▶ Stated goal: Return each line of the listing below, unchanged, and omit the images.

Saved data entries
────
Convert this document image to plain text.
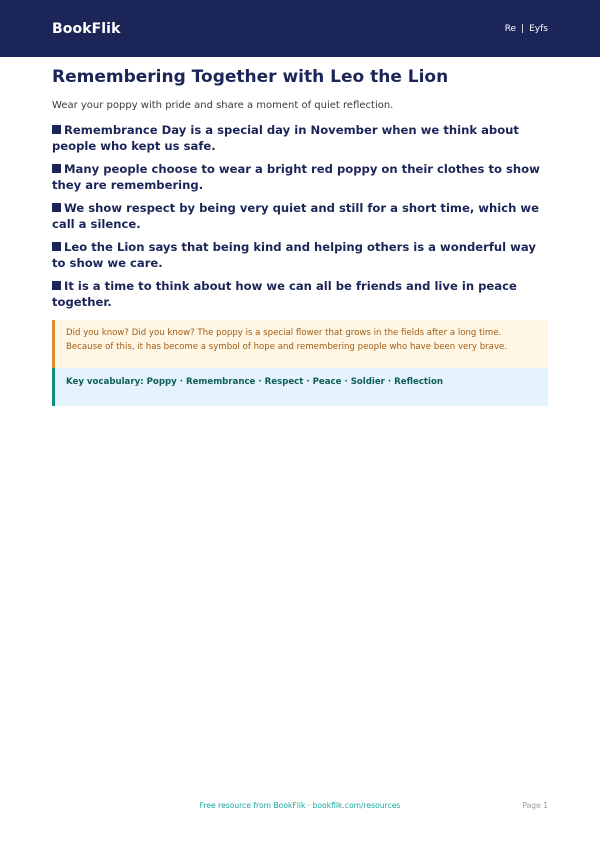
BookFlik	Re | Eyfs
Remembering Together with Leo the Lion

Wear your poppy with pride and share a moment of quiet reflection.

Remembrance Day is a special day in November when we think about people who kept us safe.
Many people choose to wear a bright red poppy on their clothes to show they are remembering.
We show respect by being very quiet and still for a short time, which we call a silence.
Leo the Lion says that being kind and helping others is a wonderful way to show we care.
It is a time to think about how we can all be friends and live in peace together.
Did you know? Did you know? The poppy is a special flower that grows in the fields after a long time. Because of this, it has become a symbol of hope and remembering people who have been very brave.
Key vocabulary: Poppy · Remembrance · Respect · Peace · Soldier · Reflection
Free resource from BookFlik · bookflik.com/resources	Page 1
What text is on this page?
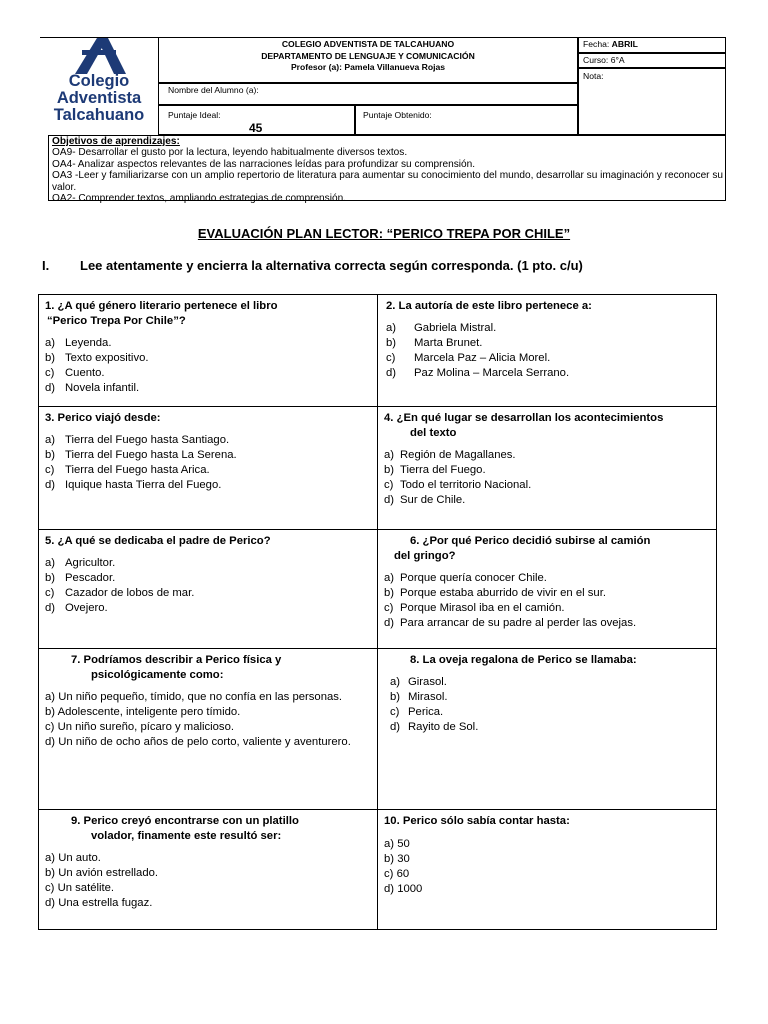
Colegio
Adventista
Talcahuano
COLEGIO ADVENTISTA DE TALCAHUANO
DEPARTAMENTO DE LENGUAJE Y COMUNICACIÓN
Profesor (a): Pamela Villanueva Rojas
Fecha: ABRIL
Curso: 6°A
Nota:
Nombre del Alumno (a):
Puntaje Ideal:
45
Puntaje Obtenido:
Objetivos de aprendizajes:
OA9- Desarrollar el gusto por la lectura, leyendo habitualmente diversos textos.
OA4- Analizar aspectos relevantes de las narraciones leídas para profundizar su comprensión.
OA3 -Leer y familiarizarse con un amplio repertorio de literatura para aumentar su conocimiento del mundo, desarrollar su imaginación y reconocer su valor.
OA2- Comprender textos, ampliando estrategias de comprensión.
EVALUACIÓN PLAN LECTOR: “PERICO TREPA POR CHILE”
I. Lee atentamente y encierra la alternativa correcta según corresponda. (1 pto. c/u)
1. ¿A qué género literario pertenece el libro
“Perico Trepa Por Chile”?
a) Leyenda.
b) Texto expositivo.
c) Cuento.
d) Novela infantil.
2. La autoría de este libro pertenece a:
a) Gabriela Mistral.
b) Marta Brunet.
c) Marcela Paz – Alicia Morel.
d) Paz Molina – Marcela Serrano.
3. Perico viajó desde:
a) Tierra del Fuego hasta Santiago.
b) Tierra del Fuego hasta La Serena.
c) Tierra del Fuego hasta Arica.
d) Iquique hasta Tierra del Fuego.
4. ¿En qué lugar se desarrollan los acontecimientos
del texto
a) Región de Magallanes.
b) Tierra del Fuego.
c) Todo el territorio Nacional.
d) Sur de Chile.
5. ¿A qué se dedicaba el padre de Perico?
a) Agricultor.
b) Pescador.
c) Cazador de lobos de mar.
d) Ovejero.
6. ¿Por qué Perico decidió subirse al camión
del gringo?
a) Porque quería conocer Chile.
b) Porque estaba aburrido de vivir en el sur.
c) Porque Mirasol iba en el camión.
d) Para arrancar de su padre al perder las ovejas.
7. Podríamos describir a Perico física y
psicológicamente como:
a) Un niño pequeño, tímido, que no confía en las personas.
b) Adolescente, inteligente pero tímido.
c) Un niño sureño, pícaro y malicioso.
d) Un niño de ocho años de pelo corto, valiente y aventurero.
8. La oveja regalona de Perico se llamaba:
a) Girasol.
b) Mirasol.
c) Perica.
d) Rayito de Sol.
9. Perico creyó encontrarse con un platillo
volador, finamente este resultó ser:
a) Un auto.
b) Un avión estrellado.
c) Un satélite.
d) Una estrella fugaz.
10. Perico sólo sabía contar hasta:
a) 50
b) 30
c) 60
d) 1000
────
▶ Finished exercise:
Convert this document image to plain text.
BookFlik	Re | Eyfs
Remembering Together with Leo the Lion

Wear your poppy with pride and share a moment of quiet reflection.

Remembrance Day is a special day in November when we think about people who kept us safe.
Many people choose to wear a bright red poppy on their clothes to show they are remembering.
We show respect by being very quiet and still for a short time, which we call a silence.
Leo the Lion says that being kind and helping others is a wonderful way to show we care.
It is a time to think about how we can all be friends and live in peace together.
Did you know? Did you know? The poppy is a special flower that grows in the fields after a long time. Because of this, it has become a symbol of hope and remembering people who have been very brave.
Key vocabulary: Poppy · Remembrance · Respect · Peace · Soldier · Reflection
Free resource from BookFlik · bookflik.com/resources	Page 1
What text is on this page?
Colegio
Adventista
Talcahuano
COLEGIO ADVENTISTA DE TALCAHUANO
DEPARTAMENTO DE LENGUAJE Y COMUNICACIÓN
Profesor (a): Pamela Villanueva Rojas
Fecha: ABRIL
Curso: 6°A
Nota:
Nombre del Alumno (a):
Puntaje Ideal:
45
Puntaje Obtenido:
Objetivos de aprendizajes:
OA9- Desarrollar el gusto por la lectura, leyendo habitualmente diversos textos.
OA4- Analizar aspectos relevantes de las narraciones leídas para profundizar su comprensión.
OA3 -Leer y familiarizarse con un amplio repertorio de literatura para aumentar su conocimiento del mundo, desarrollar su imaginación y reconocer su valor.
OA2- Comprender textos, ampliando estrategias de comprensión.
EVALUACIÓN PLAN LECTOR: “PERICO TREPA POR CHILE”
I. Lee atentamente y encierra la alternativa correcta según corresponda. (1 pto. c/u)
1. ¿A qué género literario pertenece el libro
“Perico Trepa Por Chile”?
a) Leyenda.
b) Texto expositivo.
c) Cuento.
d) Novela infantil.
2. La autoría de este libro pertenece a:
a) Gabriela Mistral.
b) Marta Brunet.
c) Marcela Paz – Alicia Morel.
d) Paz Molina – Marcela Serrano.
3. Perico viajó desde:
a) Tierra del Fuego hasta Santiago.
b) Tierra del Fuego hasta La Serena.
c) Tierra del Fuego hasta Arica.
d) Iquique hasta Tierra del Fuego.
4. ¿En qué lugar se desarrollan los acontecimientos
del texto
a) Región de Magallanes.
b) Tierra del Fuego.
c) Todo el territorio Nacional.
d) Sur de Chile.
5. ¿A qué se dedicaba el padre de Perico?
a) Agricultor.
b) Pescador.
c) Cazador de lobos de mar.
d) Ovejero.
6. ¿Por qué Perico decidió subirse al camión
del gringo?
a) Porque quería conocer Chile.
b) Porque estaba aburrido de vivir en el sur.
c) Porque Mirasol iba en el camión.
d) Para arrancar de su padre al perder las ovejas.
7. Podríamos describir a Perico física y
psicológicamente como:
a) Un niño pequeño, tímido, que no confía en las personas.
b) Adolescente, inteligente pero tímido.
c) Un niño sureño, pícaro y malicioso.
d) Un niño de ocho años de pelo corto, valiente y aventurero.
8. La oveja regalona de Perico se llamaba:
a) Girasol.
b) Mirasol.
c) Perica.
d) Rayito de Sol.
9. Perico creyó encontrarse con un platillo
volador, finamente este resultó ser:
a) Un auto.
b) Un avión estrellado.
c) Un satélite.
d) Una estrella fugaz.
10. Perico sólo sabía contar hasta:
a) 50
b) 30
c) 60
d) 1000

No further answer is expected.